▸ **Problem**
Restate the records in their entirety, word for word.
++++ Information given
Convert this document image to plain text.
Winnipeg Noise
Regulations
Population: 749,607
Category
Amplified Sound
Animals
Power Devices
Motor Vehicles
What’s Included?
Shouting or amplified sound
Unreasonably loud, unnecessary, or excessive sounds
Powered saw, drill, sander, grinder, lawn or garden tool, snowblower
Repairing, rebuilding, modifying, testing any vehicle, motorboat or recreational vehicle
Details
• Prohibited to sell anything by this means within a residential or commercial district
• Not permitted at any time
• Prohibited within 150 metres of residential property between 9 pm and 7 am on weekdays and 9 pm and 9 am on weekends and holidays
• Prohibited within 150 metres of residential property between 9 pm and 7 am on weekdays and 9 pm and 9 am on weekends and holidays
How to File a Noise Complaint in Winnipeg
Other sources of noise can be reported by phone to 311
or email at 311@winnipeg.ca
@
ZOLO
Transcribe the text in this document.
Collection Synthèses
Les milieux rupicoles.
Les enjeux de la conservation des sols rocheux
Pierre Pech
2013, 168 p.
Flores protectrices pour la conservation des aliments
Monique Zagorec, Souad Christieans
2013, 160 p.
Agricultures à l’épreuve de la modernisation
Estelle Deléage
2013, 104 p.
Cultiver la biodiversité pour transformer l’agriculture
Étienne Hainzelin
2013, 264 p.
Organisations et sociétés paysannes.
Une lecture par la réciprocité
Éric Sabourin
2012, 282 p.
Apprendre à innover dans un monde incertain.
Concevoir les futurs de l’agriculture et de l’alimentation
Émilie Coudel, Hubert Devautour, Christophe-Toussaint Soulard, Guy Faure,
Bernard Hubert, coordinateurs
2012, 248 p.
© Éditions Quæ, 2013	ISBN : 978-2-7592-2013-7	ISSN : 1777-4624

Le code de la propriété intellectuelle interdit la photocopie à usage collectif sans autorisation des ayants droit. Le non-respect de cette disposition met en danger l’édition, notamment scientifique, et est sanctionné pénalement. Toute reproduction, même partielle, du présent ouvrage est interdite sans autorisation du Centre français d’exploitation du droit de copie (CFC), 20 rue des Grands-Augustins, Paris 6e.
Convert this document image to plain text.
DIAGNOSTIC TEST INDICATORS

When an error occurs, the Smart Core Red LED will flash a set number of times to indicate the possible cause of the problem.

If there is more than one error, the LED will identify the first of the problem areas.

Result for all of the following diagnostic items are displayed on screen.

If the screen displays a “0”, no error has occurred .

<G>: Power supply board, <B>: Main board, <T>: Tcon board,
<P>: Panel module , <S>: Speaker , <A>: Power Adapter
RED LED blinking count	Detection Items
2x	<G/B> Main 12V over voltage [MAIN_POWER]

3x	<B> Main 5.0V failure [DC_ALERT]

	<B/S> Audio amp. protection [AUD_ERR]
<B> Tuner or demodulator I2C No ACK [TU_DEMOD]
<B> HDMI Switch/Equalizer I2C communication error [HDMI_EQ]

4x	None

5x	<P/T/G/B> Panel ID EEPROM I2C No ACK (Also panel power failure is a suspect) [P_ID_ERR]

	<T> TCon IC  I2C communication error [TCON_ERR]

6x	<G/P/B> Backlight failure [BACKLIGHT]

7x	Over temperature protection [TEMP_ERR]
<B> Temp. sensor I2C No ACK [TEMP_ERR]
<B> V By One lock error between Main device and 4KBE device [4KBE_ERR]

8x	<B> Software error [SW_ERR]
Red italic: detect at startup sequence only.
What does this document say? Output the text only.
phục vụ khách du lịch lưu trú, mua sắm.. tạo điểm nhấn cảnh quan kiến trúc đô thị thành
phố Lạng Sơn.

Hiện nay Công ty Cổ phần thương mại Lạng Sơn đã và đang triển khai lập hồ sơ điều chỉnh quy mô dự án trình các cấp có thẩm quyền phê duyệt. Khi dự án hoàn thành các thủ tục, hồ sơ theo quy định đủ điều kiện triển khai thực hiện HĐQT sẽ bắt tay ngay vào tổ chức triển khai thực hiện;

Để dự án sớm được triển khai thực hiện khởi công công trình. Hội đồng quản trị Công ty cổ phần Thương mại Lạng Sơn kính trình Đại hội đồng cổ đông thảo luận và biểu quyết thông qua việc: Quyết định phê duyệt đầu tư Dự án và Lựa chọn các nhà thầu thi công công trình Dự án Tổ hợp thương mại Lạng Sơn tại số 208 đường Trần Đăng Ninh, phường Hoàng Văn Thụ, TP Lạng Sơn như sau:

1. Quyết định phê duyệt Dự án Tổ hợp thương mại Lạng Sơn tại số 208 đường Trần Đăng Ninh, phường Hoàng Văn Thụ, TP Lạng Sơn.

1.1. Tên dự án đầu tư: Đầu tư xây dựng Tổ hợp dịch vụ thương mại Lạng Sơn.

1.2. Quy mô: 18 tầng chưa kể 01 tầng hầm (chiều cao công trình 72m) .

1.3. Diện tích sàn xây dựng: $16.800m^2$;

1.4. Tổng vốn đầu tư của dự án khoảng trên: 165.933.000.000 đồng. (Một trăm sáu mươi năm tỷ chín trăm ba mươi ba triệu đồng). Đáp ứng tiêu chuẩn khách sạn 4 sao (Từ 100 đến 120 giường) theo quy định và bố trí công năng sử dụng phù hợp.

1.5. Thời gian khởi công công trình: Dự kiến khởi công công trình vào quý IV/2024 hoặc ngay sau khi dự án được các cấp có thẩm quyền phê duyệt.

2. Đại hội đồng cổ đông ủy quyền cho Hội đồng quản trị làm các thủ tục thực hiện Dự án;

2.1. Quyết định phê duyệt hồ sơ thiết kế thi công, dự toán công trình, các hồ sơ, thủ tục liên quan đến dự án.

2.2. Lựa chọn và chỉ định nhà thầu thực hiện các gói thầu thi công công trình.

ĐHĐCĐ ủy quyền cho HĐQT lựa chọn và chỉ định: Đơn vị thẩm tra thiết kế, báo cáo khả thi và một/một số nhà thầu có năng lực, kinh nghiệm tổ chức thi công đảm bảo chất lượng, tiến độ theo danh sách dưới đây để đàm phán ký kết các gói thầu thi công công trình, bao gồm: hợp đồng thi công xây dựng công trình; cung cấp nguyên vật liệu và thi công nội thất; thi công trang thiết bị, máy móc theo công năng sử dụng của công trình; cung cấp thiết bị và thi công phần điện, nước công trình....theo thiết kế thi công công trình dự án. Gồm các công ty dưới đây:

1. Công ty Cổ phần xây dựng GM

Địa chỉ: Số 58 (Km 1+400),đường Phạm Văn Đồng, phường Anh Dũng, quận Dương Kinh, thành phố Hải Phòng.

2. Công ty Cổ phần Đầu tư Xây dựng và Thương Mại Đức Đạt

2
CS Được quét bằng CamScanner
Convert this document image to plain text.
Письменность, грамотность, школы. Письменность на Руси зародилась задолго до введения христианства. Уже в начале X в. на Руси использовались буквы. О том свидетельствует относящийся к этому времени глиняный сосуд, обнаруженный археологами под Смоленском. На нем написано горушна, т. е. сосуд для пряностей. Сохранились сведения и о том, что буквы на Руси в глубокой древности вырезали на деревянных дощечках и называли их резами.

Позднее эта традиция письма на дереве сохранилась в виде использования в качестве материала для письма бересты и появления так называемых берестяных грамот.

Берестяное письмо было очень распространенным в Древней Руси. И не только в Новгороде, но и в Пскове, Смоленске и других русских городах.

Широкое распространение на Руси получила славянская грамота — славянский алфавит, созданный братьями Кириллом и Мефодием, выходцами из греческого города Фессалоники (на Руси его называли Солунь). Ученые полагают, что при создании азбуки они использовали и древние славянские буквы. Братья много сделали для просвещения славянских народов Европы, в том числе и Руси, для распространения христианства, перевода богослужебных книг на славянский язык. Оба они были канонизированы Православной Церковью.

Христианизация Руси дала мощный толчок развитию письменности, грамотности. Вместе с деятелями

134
++++++++
▸ **Output below**
Convert this document image to plain text.
Winnipeg Noise
Regulations
Population: 749,607
Category
Amplified Sound
Animals
Power Devices
Motor Vehicles
What’s Included?
Shouting or amplified sound
Unreasonably loud, unnecessary, or excessive sounds
Powered saw, drill, sander, grinder, lawn or garden tool, snowblower
Repairing, rebuilding, modifying, testing any vehicle, motorboat or recreational vehicle
Details
• Prohibited to sell anything by this means within a residential or commercial district
• Not permitted at any time
• Prohibited within 150 metres of residential property between 9 pm and 7 am on weekdays and 9 pm and 9 am on weekends and holidays
• Prohibited within 150 metres of residential property between 9 pm and 7 am on weekdays and 9 pm and 9 am on weekends and holidays
How to File a Noise Complaint in Winnipeg
Other sources of noise can be reported by phone to 311
or email at 311@winnipeg.ca
@
ZOLO
Transcribe the text in this document.
Collection Synthèses
Les milieux rupicoles.
Les enjeux de la conservation des sols rocheux
Pierre Pech
2013, 168 p.
Flores protectrices pour la conservation des aliments
Monique Zagorec, Souad Christieans
2013, 160 p.
Agricultures à l’épreuve de la modernisation
Estelle Deléage
2013, 104 p.
Cultiver la biodiversité pour transformer l’agriculture
Étienne Hainzelin
2013, 264 p.
Organisations et sociétés paysannes.
Une lecture par la réciprocité
Éric Sabourin
2012, 282 p.
Apprendre à innover dans un monde incertain.
Concevoir les futurs de l’agriculture et de l’alimentation
Émilie Coudel, Hubert Devautour, Christophe-Toussaint Soulard, Guy Faure,
Bernard Hubert, coordinateurs
2012, 248 p.
© Éditions Quæ, 2013	ISBN : 978-2-7592-2013-7	ISSN : 1777-4624

Le code de la propriété intellectuelle interdit la photocopie à usage collectif sans autorisation des ayants droit. Le non-respect de cette disposition met en danger l’édition, notamment scientifique, et est sanctionné pénalement. Toute reproduction, même partielle, du présent ouvrage est interdite sans autorisation du Centre français d’exploitation du droit de copie (CFC), 20 rue des Grands-Augustins, Paris 6e.
Convert this document image to plain text.
DIAGNOSTIC TEST INDICATORS

When an error occurs, the Smart Core Red LED will flash a set number of times to indicate the possible cause of the problem.

If there is more than one error, the LED will identify the first of the problem areas.

Result for all of the following diagnostic items are displayed on screen.

If the screen displays a “0”, no error has occurred .

<G>: Power supply board, <B>: Main board, <T>: Tcon board,
<P>: Panel module , <S>: Speaker , <A>: Power Adapter
RED LED blinking count	Detection Items
2x	<G/B> Main 12V over voltage [MAIN_POWER]

3x	<B> Main 5.0V failure [DC_ALERT]

	<B/S> Audio amp. protection [AUD_ERR]
<B> Tuner or demodulator I2C No ACK [TU_DEMOD]
<B> HDMI Switch/Equalizer I2C communication error [HDMI_EQ]

4x	None

5x	<P/T/G/B> Panel ID EEPROM I2C No ACK (Also panel power failure is a suspect) [P_ID_ERR]

	<T> TCon IC  I2C communication error [TCON_ERR]

6x	<G/P/B> Backlight failure [BACKLIGHT]

7x	Over temperature protection [TEMP_ERR]
<B> Temp. sensor I2C No ACK [TEMP_ERR]
<B> V By One lock error between Main device and 4KBE device [4KBE_ERR]

8x	<B> Software error [SW_ERR]
Red italic: detect at startup sequence only.
What does this document say? Output the text only.
phục vụ khách du lịch lưu trú, mua sắm.. tạo điểm nhấn cảnh quan kiến trúc đô thị thành
phố Lạng Sơn.

Hiện nay Công ty Cổ phần thương mại Lạng Sơn đã và đang triển khai lập hồ sơ điều chỉnh quy mô dự án trình các cấp có thẩm quyền phê duyệt. Khi dự án hoàn thành các thủ tục, hồ sơ theo quy định đủ điều kiện triển khai thực hiện HĐQT sẽ bắt tay ngay vào tổ chức triển khai thực hiện;

Để dự án sớm được triển khai thực hiện khởi công công trình. Hội đồng quản trị Công ty cổ phần Thương mại Lạng Sơn kính trình Đại hội đồng cổ đông thảo luận và biểu quyết thông qua việc: Quyết định phê duyệt đầu tư Dự án và Lựa chọn các nhà thầu thi công công trình Dự án Tổ hợp thương mại Lạng Sơn tại số 208 đường Trần Đăng Ninh, phường Hoàng Văn Thụ, TP Lạng Sơn như sau:

1. Quyết định phê duyệt Dự án Tổ hợp thương mại Lạng Sơn tại số 208 đường Trần Đăng Ninh, phường Hoàng Văn Thụ, TP Lạng Sơn.

1.1. Tên dự án đầu tư: Đầu tư xây dựng Tổ hợp dịch vụ thương mại Lạng Sơn.

1.2. Quy mô: 18 tầng chưa kể 01 tầng hầm (chiều cao công trình 72m) .

1.3. Diện tích sàn xây dựng: $16.800m^2$;

1.4. Tổng vốn đầu tư của dự án khoảng trên: 165.933.000.000 đồng. (Một trăm sáu mươi năm tỷ chín trăm ba mươi ba triệu đồng). Đáp ứng tiêu chuẩn khách sạn 4 sao (Từ 100 đến 120 giường) theo quy định và bố trí công năng sử dụng phù hợp.

1.5. Thời gian khởi công công trình: Dự kiến khởi công công trình vào quý IV/2024 hoặc ngay sau khi dự án được các cấp có thẩm quyền phê duyệt.

2. Đại hội đồng cổ đông ủy quyền cho Hội đồng quản trị làm các thủ tục thực hiện Dự án;

2.1. Quyết định phê duyệt hồ sơ thiết kế thi công, dự toán công trình, các hồ sơ, thủ tục liên quan đến dự án.

2.2. Lựa chọn và chỉ định nhà thầu thực hiện các gói thầu thi công công trình.

ĐHĐCĐ ủy quyền cho HĐQT lựa chọn và chỉ định: Đơn vị thẩm tra thiết kế, báo cáo khả thi và một/một số nhà thầu có năng lực, kinh nghiệm tổ chức thi công đảm bảo chất lượng, tiến độ theo danh sách dưới đây để đàm phán ký kết các gói thầu thi công công trình, bao gồm: hợp đồng thi công xây dựng công trình; cung cấp nguyên vật liệu và thi công nội thất; thi công trang thiết bị, máy móc theo công năng sử dụng của công trình; cung cấp thiết bị và thi công phần điện, nước công trình....theo thiết kế thi công công trình dự án. Gồm các công ty dưới đây:

1. Công ty Cổ phần xây dựng GM

Địa chỉ: Số 58 (Km 1+400),đường Phạm Văn Đồng, phường Anh Dũng, quận Dương Kinh, thành phố Hải Phòng.

2. Công ty Cổ phần Đầu tư Xây dựng và Thương Mại Đức Đạt

2
CS Được quét bằng CamScanner
Convert this document image to plain text.
Письменность, грамотность, школы. Письменность на Руси зародилась задолго до введения христианства. Уже в начале X в. на Руси использовались буквы. О том свидетельствует относящийся к этому времени глиняный сосуд, обнаруженный археологами под Смоленском. На нем написано горушна, т. е. сосуд для пряностей. Сохранились сведения и о том, что буквы на Руси в глубокой древности вырезали на деревянных дощечках и называли их резами.

Позднее эта традиция письма на дереве сохранилась в виде использования в качестве материала для письма бересты и появления так называемых берестяных грамот.

Берестяное письмо было очень распространенным в Древней Руси. И не только в Новгороде, но и в Пскове, Смоленске и других русских городах.

Широкое распространение на Руси получила славянская грамота — славянский алфавит, созданный братьями Кириллом и Мефодием, выходцами из греческого города Фессалоники (на Руси его называли Солунь). Ученые полагают, что при создании азбуки они использовали и древние славянские буквы. Братья много сделали для просвещения славянских народов Европы, в том числе и Руси, для распространения христианства, перевода богослужебных книг на славянский язык. Оба они были канонизированы Православной Церковью.

Христианизация Руси дала мощный толчок развитию письменности, грамотности. Вместе с деятелями

134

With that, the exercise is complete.